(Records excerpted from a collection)
□ □ □ □ □

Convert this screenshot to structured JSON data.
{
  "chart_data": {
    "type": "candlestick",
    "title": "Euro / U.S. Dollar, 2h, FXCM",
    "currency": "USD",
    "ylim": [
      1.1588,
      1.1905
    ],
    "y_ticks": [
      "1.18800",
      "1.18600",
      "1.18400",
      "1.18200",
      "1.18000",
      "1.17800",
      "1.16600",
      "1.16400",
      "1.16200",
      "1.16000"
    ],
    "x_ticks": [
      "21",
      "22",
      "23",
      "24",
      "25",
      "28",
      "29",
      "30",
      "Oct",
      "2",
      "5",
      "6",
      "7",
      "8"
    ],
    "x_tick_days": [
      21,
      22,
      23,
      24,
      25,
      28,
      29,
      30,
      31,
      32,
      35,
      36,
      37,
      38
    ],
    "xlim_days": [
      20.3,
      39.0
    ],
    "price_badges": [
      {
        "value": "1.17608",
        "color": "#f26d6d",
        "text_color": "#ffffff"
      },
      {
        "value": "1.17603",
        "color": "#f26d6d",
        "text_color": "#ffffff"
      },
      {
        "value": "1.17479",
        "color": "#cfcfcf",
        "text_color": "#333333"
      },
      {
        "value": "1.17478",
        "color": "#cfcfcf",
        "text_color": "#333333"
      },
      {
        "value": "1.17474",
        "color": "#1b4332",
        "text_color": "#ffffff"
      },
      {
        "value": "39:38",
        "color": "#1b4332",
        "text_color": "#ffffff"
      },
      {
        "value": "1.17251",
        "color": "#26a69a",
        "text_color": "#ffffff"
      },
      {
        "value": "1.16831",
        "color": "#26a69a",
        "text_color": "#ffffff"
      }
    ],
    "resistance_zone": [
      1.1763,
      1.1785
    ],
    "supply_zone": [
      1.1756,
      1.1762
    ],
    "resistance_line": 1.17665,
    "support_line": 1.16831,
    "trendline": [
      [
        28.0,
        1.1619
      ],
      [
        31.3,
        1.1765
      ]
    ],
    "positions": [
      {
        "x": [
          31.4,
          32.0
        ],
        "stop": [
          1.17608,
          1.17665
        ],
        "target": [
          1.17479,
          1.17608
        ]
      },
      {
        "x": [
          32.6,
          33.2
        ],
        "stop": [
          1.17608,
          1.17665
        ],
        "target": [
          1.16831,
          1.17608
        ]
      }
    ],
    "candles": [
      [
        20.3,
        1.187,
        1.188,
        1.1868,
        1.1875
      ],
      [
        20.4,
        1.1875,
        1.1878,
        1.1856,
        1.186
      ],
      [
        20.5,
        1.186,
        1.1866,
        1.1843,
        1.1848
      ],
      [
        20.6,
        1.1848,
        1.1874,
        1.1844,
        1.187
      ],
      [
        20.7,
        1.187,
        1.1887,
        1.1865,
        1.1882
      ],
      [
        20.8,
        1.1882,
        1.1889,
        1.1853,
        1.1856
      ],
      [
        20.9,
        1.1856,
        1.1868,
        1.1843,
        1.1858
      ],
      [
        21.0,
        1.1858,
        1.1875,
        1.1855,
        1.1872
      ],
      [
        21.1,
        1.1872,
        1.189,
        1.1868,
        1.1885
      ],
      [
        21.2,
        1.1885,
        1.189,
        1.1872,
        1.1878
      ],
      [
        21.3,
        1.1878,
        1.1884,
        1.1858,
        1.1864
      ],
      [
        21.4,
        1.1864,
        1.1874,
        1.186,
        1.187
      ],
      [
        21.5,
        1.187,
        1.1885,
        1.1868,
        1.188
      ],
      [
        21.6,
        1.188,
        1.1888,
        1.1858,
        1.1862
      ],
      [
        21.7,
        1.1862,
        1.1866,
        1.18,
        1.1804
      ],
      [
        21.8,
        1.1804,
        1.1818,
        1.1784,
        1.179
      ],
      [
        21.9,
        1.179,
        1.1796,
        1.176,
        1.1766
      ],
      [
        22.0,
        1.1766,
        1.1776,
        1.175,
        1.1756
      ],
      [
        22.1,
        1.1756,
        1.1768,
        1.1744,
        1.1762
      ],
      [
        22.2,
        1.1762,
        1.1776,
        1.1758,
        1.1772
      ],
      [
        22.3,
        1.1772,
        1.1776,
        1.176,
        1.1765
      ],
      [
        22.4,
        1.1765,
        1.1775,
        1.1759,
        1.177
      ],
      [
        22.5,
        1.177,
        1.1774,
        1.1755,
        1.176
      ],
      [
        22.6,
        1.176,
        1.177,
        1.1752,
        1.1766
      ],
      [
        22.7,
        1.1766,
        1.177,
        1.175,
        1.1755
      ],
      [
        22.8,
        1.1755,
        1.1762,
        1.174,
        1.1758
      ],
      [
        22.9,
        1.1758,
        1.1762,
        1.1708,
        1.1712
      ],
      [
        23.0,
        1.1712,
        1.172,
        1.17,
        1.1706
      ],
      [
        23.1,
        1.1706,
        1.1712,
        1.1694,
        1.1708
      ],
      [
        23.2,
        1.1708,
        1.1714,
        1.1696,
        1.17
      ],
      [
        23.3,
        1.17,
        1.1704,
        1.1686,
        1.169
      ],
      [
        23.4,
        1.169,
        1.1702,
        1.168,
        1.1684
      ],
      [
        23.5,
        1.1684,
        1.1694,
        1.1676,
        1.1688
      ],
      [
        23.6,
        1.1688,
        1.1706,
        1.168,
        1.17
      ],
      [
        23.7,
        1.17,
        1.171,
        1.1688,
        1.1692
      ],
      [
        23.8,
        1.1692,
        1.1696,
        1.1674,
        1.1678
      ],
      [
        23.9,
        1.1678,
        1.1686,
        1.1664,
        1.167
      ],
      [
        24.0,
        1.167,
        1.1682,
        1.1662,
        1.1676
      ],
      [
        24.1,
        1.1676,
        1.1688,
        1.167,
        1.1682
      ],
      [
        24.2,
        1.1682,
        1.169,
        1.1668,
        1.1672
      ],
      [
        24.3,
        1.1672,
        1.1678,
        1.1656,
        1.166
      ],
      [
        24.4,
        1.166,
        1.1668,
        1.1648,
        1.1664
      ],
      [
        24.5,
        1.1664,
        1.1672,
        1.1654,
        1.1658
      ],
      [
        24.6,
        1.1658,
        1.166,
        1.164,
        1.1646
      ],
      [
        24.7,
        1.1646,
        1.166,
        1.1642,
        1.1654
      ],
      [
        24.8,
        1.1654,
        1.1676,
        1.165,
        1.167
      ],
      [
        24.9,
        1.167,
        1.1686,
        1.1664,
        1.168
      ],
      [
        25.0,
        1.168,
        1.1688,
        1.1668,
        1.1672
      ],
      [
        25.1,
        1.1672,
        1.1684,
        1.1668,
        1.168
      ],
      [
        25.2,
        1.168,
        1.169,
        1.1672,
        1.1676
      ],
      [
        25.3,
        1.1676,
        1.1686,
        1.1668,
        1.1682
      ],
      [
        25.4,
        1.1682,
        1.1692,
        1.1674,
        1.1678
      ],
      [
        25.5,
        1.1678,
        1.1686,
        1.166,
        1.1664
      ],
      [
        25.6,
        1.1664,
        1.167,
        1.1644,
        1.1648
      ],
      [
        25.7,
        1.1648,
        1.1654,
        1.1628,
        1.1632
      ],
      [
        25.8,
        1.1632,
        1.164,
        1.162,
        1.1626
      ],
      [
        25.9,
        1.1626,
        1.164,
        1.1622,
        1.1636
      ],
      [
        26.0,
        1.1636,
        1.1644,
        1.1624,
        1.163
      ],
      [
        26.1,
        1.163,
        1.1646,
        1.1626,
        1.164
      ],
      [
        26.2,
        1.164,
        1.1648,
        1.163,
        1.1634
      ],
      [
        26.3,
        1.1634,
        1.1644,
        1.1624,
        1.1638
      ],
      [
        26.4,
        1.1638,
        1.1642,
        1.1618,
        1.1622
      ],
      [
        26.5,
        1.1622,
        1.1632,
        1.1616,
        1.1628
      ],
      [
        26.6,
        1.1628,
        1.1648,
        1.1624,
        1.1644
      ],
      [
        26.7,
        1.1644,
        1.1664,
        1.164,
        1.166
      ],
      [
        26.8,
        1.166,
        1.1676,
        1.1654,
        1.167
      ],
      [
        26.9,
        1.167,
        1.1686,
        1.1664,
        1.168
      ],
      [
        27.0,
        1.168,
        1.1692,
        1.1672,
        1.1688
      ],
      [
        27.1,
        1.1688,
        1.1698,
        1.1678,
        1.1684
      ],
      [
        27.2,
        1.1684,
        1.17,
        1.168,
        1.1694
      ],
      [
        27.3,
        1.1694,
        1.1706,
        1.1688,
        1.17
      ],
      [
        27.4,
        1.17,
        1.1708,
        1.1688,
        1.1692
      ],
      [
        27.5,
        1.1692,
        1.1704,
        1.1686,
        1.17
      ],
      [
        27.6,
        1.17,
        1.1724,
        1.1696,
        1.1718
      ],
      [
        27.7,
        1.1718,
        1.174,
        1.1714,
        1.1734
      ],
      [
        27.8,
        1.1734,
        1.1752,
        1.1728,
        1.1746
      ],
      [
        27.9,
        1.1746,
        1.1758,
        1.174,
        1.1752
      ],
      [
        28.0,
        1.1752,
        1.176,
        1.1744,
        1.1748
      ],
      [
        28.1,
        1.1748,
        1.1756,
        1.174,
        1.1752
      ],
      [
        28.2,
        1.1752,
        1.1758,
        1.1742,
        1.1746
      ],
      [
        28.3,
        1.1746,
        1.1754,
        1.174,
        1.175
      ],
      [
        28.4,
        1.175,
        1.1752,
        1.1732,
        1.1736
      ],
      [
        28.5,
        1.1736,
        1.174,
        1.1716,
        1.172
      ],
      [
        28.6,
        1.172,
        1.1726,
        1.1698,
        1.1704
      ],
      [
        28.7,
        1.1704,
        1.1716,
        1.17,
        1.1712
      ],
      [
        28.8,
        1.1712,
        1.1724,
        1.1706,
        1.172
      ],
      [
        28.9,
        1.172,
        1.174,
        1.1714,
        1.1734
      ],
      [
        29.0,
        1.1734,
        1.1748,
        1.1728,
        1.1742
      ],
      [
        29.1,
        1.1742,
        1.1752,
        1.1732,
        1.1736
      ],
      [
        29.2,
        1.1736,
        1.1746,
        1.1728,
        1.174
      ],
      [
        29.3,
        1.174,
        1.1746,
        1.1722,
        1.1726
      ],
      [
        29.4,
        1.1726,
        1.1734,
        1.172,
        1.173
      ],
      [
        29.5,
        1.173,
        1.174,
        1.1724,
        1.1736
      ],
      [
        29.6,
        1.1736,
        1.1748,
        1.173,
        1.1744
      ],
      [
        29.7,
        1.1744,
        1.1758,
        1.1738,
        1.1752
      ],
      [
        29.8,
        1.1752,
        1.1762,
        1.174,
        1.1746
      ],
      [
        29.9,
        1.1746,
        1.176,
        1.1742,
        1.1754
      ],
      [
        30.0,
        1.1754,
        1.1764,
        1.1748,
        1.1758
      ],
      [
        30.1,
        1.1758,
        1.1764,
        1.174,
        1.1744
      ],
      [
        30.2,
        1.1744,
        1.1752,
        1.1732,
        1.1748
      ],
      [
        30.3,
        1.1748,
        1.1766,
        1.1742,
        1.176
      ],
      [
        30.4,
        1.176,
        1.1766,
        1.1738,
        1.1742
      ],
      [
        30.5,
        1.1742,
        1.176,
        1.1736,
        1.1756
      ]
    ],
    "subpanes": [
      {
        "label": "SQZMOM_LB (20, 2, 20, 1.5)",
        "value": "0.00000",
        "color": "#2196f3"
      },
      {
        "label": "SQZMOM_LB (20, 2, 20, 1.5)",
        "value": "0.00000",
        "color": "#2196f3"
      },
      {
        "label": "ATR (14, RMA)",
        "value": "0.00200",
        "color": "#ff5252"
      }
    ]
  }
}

□ □ □ □ □

▶ _Directions_
In the listing, find all lines with the string "value" and copy them.

▶ _Response to this task_
        "value": "1.17608",
        "value": "1.17603",
        "value": "1.17479",
        "value": "1.17478",
        "value": "1.17474",
        "value": "39:38",
        "value": "1.17251",
        "value": "1.16831",
        "value": "0.00000",
        "value": "0.00000",
        "value": "0.00200",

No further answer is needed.